◆ Your task:
Your task is to extract every line from the material below exactly.

Collected data entries:
################

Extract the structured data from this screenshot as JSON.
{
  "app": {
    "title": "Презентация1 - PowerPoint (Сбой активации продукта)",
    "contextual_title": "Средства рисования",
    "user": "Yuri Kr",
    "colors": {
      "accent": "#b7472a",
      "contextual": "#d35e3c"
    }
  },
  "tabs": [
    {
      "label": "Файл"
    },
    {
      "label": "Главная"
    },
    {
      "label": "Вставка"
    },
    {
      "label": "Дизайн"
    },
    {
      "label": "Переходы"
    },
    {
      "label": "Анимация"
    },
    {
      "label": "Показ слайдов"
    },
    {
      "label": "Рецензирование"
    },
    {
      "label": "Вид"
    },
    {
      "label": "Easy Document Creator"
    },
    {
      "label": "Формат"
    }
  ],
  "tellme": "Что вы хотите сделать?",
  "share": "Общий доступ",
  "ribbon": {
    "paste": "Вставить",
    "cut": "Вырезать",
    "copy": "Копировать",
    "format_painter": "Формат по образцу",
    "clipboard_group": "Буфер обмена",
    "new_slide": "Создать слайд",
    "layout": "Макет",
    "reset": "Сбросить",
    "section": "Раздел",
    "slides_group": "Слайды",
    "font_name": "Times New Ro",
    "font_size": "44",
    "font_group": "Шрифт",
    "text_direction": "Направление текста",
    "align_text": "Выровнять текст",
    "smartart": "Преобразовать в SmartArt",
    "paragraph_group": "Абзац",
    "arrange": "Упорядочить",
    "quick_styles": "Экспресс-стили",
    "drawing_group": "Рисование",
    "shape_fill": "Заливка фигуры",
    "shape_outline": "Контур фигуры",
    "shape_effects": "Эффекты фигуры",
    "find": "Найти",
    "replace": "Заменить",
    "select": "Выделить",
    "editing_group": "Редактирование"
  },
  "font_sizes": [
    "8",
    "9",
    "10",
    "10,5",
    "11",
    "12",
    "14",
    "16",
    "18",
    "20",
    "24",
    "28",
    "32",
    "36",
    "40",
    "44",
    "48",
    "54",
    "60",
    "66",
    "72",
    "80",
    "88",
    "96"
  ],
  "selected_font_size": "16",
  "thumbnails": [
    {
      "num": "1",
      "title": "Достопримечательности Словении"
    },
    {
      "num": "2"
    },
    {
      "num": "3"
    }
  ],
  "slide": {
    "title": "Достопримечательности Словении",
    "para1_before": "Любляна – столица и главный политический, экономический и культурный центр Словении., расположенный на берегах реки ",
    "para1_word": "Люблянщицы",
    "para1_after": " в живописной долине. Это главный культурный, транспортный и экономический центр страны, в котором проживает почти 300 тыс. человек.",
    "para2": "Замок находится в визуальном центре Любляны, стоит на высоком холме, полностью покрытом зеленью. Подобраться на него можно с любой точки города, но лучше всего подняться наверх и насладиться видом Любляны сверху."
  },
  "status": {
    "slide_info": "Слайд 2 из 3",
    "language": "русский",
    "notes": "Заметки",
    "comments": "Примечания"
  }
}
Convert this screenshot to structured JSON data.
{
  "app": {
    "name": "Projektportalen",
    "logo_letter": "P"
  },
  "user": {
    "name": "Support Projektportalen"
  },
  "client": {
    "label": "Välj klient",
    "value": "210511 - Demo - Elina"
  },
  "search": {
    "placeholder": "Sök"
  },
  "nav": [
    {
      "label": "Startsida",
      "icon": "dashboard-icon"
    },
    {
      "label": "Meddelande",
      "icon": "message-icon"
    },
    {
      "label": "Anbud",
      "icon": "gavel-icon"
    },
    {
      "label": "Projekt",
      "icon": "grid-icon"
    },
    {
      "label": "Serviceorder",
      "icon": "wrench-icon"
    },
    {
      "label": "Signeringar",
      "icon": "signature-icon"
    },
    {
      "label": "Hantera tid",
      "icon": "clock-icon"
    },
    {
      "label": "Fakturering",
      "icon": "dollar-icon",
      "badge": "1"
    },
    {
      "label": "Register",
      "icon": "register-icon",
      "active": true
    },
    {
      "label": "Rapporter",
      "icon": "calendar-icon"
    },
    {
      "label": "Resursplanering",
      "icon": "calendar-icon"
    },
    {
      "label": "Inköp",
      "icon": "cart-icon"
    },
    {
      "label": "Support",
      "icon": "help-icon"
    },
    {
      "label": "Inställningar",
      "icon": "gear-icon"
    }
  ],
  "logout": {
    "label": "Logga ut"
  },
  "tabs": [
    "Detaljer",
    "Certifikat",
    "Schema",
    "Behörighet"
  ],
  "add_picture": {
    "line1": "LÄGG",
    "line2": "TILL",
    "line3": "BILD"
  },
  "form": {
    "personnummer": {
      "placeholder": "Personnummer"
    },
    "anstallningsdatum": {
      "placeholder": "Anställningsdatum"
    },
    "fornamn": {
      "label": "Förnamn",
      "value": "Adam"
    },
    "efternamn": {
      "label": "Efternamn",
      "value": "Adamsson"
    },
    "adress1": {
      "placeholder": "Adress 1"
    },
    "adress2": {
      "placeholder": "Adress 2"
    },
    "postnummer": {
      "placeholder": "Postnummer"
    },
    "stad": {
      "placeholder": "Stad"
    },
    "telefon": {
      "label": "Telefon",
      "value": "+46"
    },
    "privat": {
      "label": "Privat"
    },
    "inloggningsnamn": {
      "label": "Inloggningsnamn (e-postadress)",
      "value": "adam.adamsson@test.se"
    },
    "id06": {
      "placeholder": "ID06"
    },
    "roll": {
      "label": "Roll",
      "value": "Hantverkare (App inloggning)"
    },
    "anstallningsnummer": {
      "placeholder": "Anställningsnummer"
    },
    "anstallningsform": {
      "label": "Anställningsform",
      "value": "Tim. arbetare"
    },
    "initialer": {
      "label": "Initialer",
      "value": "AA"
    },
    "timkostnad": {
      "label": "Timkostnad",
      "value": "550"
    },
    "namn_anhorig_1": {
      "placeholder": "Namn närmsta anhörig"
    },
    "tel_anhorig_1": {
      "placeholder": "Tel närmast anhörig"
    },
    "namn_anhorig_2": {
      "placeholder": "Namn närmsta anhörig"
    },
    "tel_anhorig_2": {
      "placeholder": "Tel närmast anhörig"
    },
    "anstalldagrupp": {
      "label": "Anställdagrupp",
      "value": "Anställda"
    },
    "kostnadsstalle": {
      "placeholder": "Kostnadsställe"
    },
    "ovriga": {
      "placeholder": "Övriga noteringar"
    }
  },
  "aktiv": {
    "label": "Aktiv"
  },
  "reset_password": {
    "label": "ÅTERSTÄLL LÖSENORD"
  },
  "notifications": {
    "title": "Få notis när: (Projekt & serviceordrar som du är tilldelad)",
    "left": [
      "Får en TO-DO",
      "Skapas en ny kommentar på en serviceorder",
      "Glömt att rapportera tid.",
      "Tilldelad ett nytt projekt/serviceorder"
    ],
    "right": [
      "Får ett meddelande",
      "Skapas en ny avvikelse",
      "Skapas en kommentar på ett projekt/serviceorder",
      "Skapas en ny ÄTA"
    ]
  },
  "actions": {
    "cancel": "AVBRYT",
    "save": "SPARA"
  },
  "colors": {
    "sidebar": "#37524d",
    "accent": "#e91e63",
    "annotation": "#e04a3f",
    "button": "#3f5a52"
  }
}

################

◆ Expected output:
Extract the structured data from this screenshot as JSON.
{
  "app": {
    "title": "Презентация1 - PowerPoint (Сбой активации продукта)",
    "contextual_title": "Средства рисования",
    "user": "Yuri Kr",
    "colors": {
      "accent": "#b7472a",
      "contextual": "#d35e3c"
    }
  },
  "tabs": [
    {
      "label": "Файл"
    },
    {
      "label": "Главная"
    },
    {
      "label": "Вставка"
    },
    {
      "label": "Дизайн"
    },
    {
      "label": "Переходы"
    },
    {
      "label": "Анимация"
    },
    {
      "label": "Показ слайдов"
    },
    {
      "label": "Рецензирование"
    },
    {
      "label": "Вид"
    },
    {
      "label": "Easy Document Creator"
    },
    {
      "label": "Формат"
    }
  ],
  "tellme": "Что вы хотите сделать?",
  "share": "Общий доступ",
  "ribbon": {
    "paste": "Вставить",
    "cut": "Вырезать",
    "copy": "Копировать",
    "format_painter": "Формат по образцу",
    "clipboard_group": "Буфер обмена",
    "new_slide": "Создать слайд",
    "layout": "Макет",
    "reset": "Сбросить",
    "section": "Раздел",
    "slides_group": "Слайды",
    "font_name": "Times New Ro",
    "font_size": "44",
    "font_group": "Шрифт",
    "text_direction": "Направление текста",
    "align_text": "Выровнять текст",
    "smartart": "Преобразовать в SmartArt",
    "paragraph_group": "Абзац",
    "arrange": "Упорядочить",
    "quick_styles": "Экспресс-стили",
    "drawing_group": "Рисование",
    "shape_fill": "Заливка фигуры",
    "shape_outline": "Контур фигуры",
    "shape_effects": "Эффекты фигуры",
    "find": "Найти",
    "replace": "Заменить",
    "select": "Выделить",
    "editing_group": "Редактирование"
  },
  "font_sizes": [
    "8",
    "9",
    "10",
    "10,5",
    "11",
    "12",
    "14",
    "16",
    "18",
    "20",
    "24",
    "28",
    "32",
    "36",
    "40",
    "44",
    "48",
    "54",
    "60",
    "66",
    "72",
    "80",
    "88",
    "96"
  ],
  "selected_font_size": "16",
  "thumbnails": [
    {
      "num": "1",
      "title": "Достопримечательности Словении"
    },
    {
      "num": "2"
    },
    {
      "num": "3"
    }
  ],
  "slide": {
    "title": "Достопримечательности Словении",
    "para1_before": "Любляна – столица и главный политический, экономический и культурный центр Словении., расположенный на берегах реки ",
    "para1_word": "Люблянщицы",
    "para1_after": " в живописной долине. Это главный культурный, транспортный и экономический центр страны, в котором проживает почти 300 тыс. человек.",
    "para2": "Замок находится в визуальном центре Любляны, стоит на высоком холме, полностью покрытом зеленью. Подобраться на него можно с любой точки города, но лучше всего подняться наверх и насладиться видом Любляны сверху."
  },
  "status": {
    "slide_info": "Слайд 2 из 3",
    "language": "русский",
    "notes": "Заметки",
    "comments": "Примечания"
  }
}
Convert this screenshot to structured JSON data.
{
  "app": {
    "name": "Projektportalen",
    "logo_letter": "P"
  },
  "user": {
    "name": "Support Projektportalen"
  },
  "client": {
    "label": "Välj klient",
    "value": "210511 - Demo - Elina"
  },
  "search": {
    "placeholder": "Sök"
  },
  "nav": [
    {
      "label": "Startsida",
      "icon": "dashboard-icon"
    },
    {
      "label": "Meddelande",
      "icon": "message-icon"
    },
    {
      "label": "Anbud",
      "icon": "gavel-icon"
    },
    {
      "label": "Projekt",
      "icon": "grid-icon"
    },
    {
      "label": "Serviceorder",
      "icon": "wrench-icon"
    },
    {
      "label": "Signeringar",
      "icon": "signature-icon"
    },
    {
      "label": "Hantera tid",
      "icon": "clock-icon"
    },
    {
      "label": "Fakturering",
      "icon": "dollar-icon",
      "badge": "1"
    },
    {
      "label": "Register",
      "icon": "register-icon",
      "active": true
    },
    {
      "label": "Rapporter",
      "icon": "calendar-icon"
    },
    {
      "label": "Resursplanering",
      "icon": "calendar-icon"
    },
    {
      "label": "Inköp",
      "icon": "cart-icon"
    },
    {
      "label": "Support",
      "icon": "help-icon"
    },
    {
      "label": "Inställningar",
      "icon": "gear-icon"
    }
  ],
  "logout": {
    "label": "Logga ut"
  },
  "tabs": [
    "Detaljer",
    "Certifikat",
    "Schema",
    "Behörighet"
  ],
  "add_picture": {
    "line1": "LÄGG",
    "line2": "TILL",
    "line3": "BILD"
  },
  "form": {
    "personnummer": {
      "placeholder": "Personnummer"
    },
    "anstallningsdatum": {
      "placeholder": "Anställningsdatum"
    },
    "fornamn": {
      "label": "Förnamn",
      "value": "Adam"
    },
    "efternamn": {
      "label": "Efternamn",
      "value": "Adamsson"
    },
    "adress1": {
      "placeholder": "Adress 1"
    },
    "adress2": {
      "placeholder": "Adress 2"
    },
    "postnummer": {
      "placeholder": "Postnummer"
    },
    "stad": {
      "placeholder": "Stad"
    },
    "telefon": {
      "label": "Telefon",
      "value": "+46"
    },
    "privat": {
      "label": "Privat"
    },
    "inloggningsnamn": {
      "label": "Inloggningsnamn (e-postadress)",
      "value": "adam.adamsson@test.se"
    },
    "id06": {
      "placeholder": "ID06"
    },
    "roll": {
      "label": "Roll",
      "value": "Hantverkare (App inloggning)"
    },
    "anstallningsnummer": {
      "placeholder": "Anställningsnummer"
    },
    "anstallningsform": {
      "label": "Anställningsform",
      "value": "Tim. arbetare"
    },
    "initialer": {
      "label": "Initialer",
      "value": "AA"
    },
    "timkostnad": {
      "label": "Timkostnad",
      "value": "550"
    },
    "namn_anhorig_1": {
      "placeholder": "Namn närmsta anhörig"
    },
    "tel_anhorig_1": {
      "placeholder": "Tel närmast anhörig"
    },
    "namn_anhorig_2": {
      "placeholder": "Namn närmsta anhörig"
    },
    "tel_anhorig_2": {
      "placeholder": "Tel närmast anhörig"
    },
    "anstalldagrupp": {
      "label": "Anställdagrupp",
      "value": "Anställda"
    },
    "kostnadsstalle": {
      "placeholder": "Kostnadsställe"
    },
    "ovriga": {
      "placeholder": "Övriga noteringar"
    }
  },
  "aktiv": {
    "label": "Aktiv"
  },
  "reset_password": {
    "label": "ÅTERSTÄLL LÖSENORD"
  },
  "notifications": {
    "title": "Få notis när: (Projekt & serviceordrar som du är tilldelad)",
    "left": [
      "Får en TO-DO",
      "Skapas en ny kommentar på en serviceorder",
      "Glömt att rapportera tid.",
      "Tilldelad ett nytt projekt/serviceorder"
    ],
    "right": [
      "Får ett meddelande",
      "Skapas en ny avvikelse",
      "Skapas en kommentar på ett projekt/serviceorder",
      "Skapas en ny ÄTA"
    ]
  },
  "actions": {
    "cancel": "AVBRYT",
    "save": "SPARA"
  },
  "colors": {
    "sidebar": "#37524d",
    "accent": "#e91e63",
    "annotation": "#e04a3f",
    "button": "#3f5a52"
  }
}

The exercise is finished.